• **Task directions**
Could you output each line of the data that follows exactly?

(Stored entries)
[start]

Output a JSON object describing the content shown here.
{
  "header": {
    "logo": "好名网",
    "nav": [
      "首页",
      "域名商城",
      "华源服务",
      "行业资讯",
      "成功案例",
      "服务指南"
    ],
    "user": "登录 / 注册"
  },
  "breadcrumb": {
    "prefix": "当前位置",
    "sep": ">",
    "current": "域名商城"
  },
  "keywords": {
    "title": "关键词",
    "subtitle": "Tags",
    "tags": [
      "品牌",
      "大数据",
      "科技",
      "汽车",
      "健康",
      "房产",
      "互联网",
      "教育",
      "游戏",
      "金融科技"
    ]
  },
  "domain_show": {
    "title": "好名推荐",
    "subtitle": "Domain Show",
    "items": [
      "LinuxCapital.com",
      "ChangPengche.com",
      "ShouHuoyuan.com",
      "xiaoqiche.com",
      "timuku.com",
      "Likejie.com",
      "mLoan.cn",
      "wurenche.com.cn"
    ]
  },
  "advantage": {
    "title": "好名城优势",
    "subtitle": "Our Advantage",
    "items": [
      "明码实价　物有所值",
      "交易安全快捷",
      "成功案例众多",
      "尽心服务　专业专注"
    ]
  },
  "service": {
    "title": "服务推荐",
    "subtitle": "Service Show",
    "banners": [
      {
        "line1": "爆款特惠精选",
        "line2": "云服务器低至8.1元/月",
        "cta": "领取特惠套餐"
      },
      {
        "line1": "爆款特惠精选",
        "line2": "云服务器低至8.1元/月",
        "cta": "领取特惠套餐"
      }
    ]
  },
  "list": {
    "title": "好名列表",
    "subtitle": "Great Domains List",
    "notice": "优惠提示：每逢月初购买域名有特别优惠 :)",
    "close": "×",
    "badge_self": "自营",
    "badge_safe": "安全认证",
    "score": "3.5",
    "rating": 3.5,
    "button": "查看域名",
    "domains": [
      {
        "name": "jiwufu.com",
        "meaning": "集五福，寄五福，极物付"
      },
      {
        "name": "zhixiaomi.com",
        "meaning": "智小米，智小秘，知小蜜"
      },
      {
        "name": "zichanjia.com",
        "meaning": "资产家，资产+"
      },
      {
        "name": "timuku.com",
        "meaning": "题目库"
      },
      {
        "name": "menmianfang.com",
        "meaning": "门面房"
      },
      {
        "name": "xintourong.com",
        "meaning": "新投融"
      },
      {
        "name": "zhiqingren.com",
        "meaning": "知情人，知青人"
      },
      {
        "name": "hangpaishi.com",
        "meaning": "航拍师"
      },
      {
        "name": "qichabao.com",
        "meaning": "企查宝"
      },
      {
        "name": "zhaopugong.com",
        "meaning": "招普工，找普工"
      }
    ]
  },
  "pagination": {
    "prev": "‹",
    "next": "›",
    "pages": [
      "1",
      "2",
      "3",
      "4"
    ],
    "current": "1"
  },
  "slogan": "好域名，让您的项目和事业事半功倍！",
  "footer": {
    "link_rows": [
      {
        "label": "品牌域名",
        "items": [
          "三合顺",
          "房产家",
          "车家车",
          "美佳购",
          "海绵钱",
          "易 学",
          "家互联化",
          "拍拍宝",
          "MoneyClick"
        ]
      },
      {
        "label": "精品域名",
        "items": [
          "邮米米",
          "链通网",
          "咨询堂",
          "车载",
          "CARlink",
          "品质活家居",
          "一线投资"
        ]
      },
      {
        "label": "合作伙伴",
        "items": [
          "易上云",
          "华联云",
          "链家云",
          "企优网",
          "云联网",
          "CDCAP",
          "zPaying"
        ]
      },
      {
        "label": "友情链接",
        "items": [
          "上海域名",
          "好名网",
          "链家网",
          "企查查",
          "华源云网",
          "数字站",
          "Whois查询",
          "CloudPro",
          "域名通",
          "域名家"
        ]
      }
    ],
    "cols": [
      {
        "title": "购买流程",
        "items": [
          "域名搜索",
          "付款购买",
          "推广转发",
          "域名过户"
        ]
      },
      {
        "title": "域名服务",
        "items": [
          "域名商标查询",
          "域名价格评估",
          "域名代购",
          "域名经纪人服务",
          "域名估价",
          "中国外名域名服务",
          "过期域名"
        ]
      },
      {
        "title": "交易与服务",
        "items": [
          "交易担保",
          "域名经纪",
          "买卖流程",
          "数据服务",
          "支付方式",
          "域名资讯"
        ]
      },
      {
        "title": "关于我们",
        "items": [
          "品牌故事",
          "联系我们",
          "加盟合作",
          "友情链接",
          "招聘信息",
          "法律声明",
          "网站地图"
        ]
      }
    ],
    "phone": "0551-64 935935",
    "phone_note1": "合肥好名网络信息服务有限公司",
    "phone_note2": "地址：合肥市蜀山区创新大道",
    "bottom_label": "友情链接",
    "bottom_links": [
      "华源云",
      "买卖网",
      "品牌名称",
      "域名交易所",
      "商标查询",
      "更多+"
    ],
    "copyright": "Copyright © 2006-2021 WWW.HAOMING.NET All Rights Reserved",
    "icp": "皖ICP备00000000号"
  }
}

[end]

• **Answer to this task**
Output a JSON object describing the content shown here.
{
  "header": {
    "logo": "好名网",
    "nav": [
      "首页",
      "域名商城",
      "华源服务",
      "行业资讯",
      "成功案例",
      "服务指南"
    ],
    "user": "登录 / 注册"
  },
  "breadcrumb": {
    "prefix": "当前位置",
    "sep": ">",
    "current": "域名商城"
  },
  "keywords": {
    "title": "关键词",
    "subtitle": "Tags",
    "tags": [
      "品牌",
      "大数据",
      "科技",
      "汽车",
      "健康",
      "房产",
      "互联网",
      "教育",
      "游戏",
      "金融科技"
    ]
  },
  "domain_show": {
    "title": "好名推荐",
    "subtitle": "Domain Show",
    "items": [
      "LinuxCapital.com",
      "ChangPengche.com",
      "ShouHuoyuan.com",
      "xiaoqiche.com",
      "timuku.com",
      "Likejie.com",
      "mLoan.cn",
      "wurenche.com.cn"
    ]
  },
  "advantage": {
    "title": "好名城优势",
    "subtitle": "Our Advantage",
    "items": [
      "明码实价　物有所值",
      "交易安全快捷",
      "成功案例众多",
      "尽心服务　专业专注"
    ]
  },
  "service": {
    "title": "服务推荐",
    "subtitle": "Service Show",
    "banners": [
      {
        "line1": "爆款特惠精选",
        "line2": "云服务器低至8.1元/月",
        "cta": "领取特惠套餐"
      },
      {
        "line1": "爆款特惠精选",
        "line2": "云服务器低至8.1元/月",
        "cta": "领取特惠套餐"
      }
    ]
  },
  "list": {
    "title": "好名列表",
    "subtitle": "Great Domains List",
    "notice": "优惠提示：每逢月初购买域名有特别优惠 :)",
    "close": "×",
    "badge_self": "自营",
    "badge_safe": "安全认证",
    "score": "3.5",
    "rating": 3.5,
    "button": "查看域名",
    "domains": [
      {
        "name": "jiwufu.com",
        "meaning": "集五福，寄五福，极物付"
      },
      {
        "name": "zhixiaomi.com",
        "meaning": "智小米，智小秘，知小蜜"
      },
      {
        "name": "zichanjia.com",
        "meaning": "资产家，资产+"
      },
      {
        "name": "timuku.com",
        "meaning": "题目库"
      },
      {
        "name": "menmianfang.com",
        "meaning": "门面房"
      },
      {
        "name": "xintourong.com",
        "meaning": "新投融"
      },
      {
        "name": "zhiqingren.com",
        "meaning": "知情人，知青人"
      },
      {
        "name": "hangpaishi.com",
        "meaning": "航拍师"
      },
      {
        "name": "qichabao.com",
        "meaning": "企查宝"
      },
      {
        "name": "zhaopugong.com",
        "meaning": "招普工，找普工"
      }
    ]
  },
  "pagination": {
    "prev": "‹",
    "next": "›",
    "pages": [
      "1",
      "2",
      "3",
      "4"
    ],
    "current": "1"
  },
  "slogan": "好域名，让您的项目和事业事半功倍！",
  "footer": {
    "link_rows": [
      {
        "label": "品牌域名",
        "items": [
          "三合顺",
          "房产家",
          "车家车",
          "美佳购",
          "海绵钱",
          "易 学",
          "家互联化",
          "拍拍宝",
          "MoneyClick"
        ]
      },
      {
        "label": "精品域名",
        "items": [
          "邮米米",
          "链通网",
          "咨询堂",
          "车载",
          "CARlink",
          "品质活家居",
          "一线投资"
        ]
      },
      {
        "label": "合作伙伴",
        "items": [
          "易上云",
          "华联云",
          "链家云",
          "企优网",
          "云联网",
          "CDCAP",
          "zPaying"
        ]
      },
      {
        "label": "友情链接",
        "items": [
          "上海域名",
          "好名网",
          "链家网",
          "企查查",
          "华源云网",
          "数字站",
          "Whois查询",
          "CloudPro",
          "域名通",
          "域名家"
        ]
      }
    ],
    "cols": [
      {
        "title": "购买流程",
        "items": [
          "域名搜索",
          "付款购买",
          "推广转发",
          "域名过户"
        ]
      },
      {
        "title": "域名服务",
        "items": [
          "域名商标查询",
          "域名价格评估",
          "域名代购",
          "域名经纪人服务",
          "域名估价",
          "中国外名域名服务",
          "过期域名"
        ]
      },
      {
        "title": "交易与服务",
        "items": [
          "交易担保",
          "域名经纪",
          "买卖流程",
          "数据服务",
          "支付方式",
          "域名资讯"
        ]
      },
      {
        "title": "关于我们",
        "items": [
          "品牌故事",
          "联系我们",
          "加盟合作",
          "友情链接",
          "招聘信息",
          "法律声明",
          "网站地图"
        ]
      }
    ],
    "phone": "0551-64 935935",
    "phone_note1": "合肥好名网络信息服务有限公司",
    "phone_note2": "地址：合肥市蜀山区创新大道",
    "bottom_label": "友情链接",
    "bottom_links": [
      "华源云",
      "买卖网",
      "品牌名称",
      "域名交易所",
      "商标查询",
      "更多+"
    ],
    "copyright": "Copyright © 2006-2021 WWW.HAOMING.NET All Rights Reserved",
    "icp": "皖ICP备00000000号"
  }
}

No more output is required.